(Region and label listings)
[start]

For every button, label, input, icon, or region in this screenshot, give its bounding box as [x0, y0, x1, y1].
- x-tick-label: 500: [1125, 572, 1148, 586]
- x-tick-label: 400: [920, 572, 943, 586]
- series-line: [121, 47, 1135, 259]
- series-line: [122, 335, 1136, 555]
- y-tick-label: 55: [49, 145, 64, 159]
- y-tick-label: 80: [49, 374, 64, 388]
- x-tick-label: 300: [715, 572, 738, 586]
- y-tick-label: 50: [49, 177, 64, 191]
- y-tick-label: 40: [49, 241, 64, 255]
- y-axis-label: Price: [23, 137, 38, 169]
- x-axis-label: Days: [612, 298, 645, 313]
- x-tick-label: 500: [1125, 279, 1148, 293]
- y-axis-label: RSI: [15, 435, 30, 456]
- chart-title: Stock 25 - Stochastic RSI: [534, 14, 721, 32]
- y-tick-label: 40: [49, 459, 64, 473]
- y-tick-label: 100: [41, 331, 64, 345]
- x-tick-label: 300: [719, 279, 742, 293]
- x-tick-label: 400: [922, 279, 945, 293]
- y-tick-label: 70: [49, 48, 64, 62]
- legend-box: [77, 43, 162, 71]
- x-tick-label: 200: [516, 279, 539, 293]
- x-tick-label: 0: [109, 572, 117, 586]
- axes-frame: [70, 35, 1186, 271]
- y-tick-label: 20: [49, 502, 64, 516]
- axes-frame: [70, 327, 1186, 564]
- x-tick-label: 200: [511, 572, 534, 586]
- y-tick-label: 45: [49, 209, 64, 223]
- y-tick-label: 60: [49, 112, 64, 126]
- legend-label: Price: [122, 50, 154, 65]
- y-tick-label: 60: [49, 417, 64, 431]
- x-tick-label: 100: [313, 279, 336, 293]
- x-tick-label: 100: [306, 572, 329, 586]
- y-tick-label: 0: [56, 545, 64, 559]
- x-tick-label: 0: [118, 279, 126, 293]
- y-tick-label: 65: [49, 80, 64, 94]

[end]
[start]

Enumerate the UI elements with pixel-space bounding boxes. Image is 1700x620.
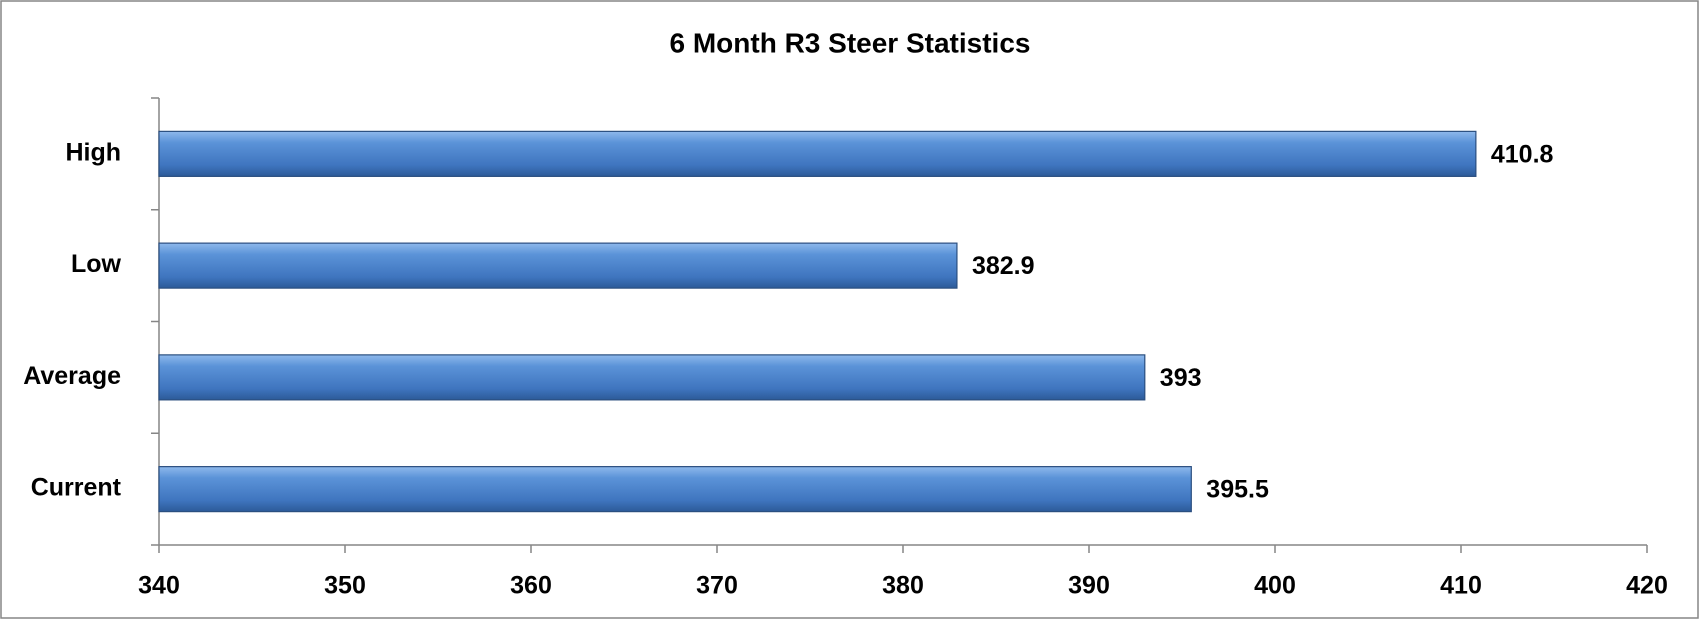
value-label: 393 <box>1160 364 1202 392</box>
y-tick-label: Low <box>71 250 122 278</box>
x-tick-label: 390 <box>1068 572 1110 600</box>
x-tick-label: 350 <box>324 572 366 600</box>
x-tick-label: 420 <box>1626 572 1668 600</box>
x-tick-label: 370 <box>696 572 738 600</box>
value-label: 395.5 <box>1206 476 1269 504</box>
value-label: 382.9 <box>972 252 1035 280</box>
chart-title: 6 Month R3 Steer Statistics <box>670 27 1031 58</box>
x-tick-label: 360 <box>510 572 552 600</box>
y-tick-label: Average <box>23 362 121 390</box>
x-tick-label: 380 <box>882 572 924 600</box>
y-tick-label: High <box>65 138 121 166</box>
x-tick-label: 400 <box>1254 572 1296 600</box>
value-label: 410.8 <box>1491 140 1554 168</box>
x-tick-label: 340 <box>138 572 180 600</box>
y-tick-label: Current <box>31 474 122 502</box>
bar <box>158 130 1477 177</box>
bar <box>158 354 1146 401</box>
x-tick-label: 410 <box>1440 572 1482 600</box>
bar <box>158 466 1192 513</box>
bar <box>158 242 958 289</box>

[end]

Directive =>
Put the lines above, from the line containing "For every button, label, input, icon, or" through the line containing "- x-axis-label: Days: [612, 298, 645, 313]", both included, into a JSON list of strings with one string per line and no blank lines.

Written answer =>
[
  "For every button, label, input, icon, or region in this screenshot, give its bounding box as [x0, y0, x1, y1].",
  "- x-tick-label: 500: [1125, 572, 1148, 586]",
  "- x-tick-label: 400: [920, 572, 943, 586]",
  "- series-line: [121, 47, 1135, 259]",
  "- series-line: [122, 335, 1136, 555]",
  "- y-tick-label: 55: [49, 145, 64, 159]",
  "- y-tick-label: 80: [49, 374, 64, 388]",
  "- x-tick-label: 300: [715, 572, 738, 586]",
  "- y-tick-label: 50: [49, 177, 64, 191]",
  "- y-tick-label: 40: [49, 241, 64, 255]",
  "- y-axis-label: Price: [23, 137, 38, 169]",
  "- x-axis-label: Days: [612, 298, 645, 313]"
]